Extracted records
=-=-=-=-=

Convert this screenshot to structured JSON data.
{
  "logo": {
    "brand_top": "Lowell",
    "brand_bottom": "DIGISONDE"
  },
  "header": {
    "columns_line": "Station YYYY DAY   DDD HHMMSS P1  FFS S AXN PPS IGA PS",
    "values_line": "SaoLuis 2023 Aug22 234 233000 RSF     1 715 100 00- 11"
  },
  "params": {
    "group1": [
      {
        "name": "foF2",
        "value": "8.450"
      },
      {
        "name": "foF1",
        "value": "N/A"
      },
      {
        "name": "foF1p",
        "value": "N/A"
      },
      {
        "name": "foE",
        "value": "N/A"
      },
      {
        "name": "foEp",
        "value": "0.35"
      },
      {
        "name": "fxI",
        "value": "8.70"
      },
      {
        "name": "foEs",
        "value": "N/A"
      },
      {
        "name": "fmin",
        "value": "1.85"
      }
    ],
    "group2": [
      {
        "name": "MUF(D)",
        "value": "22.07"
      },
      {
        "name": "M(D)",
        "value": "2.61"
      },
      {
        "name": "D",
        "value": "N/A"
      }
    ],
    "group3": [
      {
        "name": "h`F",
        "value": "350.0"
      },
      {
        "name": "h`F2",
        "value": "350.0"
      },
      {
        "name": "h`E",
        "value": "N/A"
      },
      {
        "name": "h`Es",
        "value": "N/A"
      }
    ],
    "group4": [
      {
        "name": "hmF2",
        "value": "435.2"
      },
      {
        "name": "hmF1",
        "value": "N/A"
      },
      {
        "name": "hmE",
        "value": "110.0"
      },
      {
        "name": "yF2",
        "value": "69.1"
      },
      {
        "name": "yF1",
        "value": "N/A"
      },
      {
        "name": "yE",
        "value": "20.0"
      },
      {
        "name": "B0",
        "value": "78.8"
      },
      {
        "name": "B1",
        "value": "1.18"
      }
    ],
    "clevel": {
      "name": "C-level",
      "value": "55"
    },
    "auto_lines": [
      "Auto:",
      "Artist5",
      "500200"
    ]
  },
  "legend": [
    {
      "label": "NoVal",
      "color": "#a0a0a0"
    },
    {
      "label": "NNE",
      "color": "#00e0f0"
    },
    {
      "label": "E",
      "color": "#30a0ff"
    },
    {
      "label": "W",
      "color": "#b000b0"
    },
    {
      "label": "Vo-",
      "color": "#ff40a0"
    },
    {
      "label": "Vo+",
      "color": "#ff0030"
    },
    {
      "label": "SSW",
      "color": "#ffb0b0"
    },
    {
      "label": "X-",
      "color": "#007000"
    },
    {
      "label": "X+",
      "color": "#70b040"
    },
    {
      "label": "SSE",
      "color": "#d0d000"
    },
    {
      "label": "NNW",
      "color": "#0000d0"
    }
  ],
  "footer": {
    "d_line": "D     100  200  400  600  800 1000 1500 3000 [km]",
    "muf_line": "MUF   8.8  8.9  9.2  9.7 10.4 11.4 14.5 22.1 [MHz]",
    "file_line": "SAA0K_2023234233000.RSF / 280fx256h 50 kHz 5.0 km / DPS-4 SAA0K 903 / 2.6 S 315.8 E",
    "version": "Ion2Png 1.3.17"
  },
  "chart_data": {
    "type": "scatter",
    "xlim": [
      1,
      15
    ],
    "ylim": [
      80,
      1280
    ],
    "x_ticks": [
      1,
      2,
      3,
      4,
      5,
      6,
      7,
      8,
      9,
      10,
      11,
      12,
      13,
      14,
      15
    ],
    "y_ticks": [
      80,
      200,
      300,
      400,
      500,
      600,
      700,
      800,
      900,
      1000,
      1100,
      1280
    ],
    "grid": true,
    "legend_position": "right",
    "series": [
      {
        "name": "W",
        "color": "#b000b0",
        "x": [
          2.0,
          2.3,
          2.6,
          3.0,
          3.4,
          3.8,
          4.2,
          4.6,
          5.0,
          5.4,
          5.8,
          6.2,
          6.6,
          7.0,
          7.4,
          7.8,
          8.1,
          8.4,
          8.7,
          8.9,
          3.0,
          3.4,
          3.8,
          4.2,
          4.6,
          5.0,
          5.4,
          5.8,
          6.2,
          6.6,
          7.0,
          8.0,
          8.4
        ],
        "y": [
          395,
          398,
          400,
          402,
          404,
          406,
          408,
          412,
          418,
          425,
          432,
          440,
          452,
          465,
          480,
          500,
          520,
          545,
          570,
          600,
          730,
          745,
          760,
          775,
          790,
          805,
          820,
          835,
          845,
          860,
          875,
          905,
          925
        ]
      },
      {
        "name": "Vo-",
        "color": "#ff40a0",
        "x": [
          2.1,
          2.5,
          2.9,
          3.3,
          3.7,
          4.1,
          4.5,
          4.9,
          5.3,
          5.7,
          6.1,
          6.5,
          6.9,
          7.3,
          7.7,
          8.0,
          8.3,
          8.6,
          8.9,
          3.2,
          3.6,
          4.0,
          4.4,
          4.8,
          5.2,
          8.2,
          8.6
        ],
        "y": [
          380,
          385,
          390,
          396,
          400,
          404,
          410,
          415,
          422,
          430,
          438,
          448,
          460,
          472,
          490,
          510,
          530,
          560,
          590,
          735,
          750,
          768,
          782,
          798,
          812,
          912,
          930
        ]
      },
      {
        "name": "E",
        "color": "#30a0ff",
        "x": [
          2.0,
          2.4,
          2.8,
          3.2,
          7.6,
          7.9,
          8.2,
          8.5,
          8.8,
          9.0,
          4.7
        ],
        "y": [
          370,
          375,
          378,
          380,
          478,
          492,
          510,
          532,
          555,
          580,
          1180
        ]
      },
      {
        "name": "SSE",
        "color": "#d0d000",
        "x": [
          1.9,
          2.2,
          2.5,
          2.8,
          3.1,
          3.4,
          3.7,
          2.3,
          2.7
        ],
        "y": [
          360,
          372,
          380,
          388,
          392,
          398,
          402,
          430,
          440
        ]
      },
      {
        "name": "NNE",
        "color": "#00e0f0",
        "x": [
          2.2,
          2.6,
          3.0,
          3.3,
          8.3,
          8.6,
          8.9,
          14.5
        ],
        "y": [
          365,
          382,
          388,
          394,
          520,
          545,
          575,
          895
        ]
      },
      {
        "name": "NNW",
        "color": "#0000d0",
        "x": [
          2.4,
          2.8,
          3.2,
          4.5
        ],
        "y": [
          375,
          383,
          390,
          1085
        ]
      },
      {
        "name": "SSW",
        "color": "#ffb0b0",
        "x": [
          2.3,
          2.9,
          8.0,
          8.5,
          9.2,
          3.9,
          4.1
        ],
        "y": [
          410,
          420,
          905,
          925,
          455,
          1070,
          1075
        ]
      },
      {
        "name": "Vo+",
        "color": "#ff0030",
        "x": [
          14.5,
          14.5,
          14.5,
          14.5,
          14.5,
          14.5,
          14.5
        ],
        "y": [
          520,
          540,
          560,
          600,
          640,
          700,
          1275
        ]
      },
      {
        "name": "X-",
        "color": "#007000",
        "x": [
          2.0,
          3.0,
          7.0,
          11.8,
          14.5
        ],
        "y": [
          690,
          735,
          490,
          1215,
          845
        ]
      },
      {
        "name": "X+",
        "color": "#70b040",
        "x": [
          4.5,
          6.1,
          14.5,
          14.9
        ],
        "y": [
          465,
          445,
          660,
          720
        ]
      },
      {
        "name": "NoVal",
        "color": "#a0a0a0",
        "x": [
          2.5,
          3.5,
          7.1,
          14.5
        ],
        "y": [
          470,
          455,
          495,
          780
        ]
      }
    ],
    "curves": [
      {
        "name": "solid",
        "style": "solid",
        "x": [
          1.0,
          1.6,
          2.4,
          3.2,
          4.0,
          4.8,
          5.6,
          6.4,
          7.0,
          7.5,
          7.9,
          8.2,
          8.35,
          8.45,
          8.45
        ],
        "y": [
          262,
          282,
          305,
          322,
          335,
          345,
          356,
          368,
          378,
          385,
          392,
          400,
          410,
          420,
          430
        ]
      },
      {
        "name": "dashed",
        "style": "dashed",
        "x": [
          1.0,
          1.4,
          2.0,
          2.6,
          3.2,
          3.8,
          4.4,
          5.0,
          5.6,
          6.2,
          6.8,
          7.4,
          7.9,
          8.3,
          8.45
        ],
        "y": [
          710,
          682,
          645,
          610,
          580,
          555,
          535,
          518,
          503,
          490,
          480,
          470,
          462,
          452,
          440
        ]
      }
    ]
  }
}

=-=-=-=-=

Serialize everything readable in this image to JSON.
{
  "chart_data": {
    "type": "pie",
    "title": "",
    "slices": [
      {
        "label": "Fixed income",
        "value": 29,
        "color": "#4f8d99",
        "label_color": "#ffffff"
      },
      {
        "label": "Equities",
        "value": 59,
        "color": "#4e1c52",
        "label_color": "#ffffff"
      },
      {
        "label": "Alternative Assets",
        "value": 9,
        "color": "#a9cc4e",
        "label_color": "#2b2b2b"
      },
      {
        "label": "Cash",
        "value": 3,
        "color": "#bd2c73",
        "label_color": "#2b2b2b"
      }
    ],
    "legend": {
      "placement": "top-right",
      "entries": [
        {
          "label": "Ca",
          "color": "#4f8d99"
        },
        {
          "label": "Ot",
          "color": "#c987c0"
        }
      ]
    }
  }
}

=-=-=-=-=

Short exercise: Lines holding the word "this" should be counted across the entries; state only how many there are.

Written reply: 2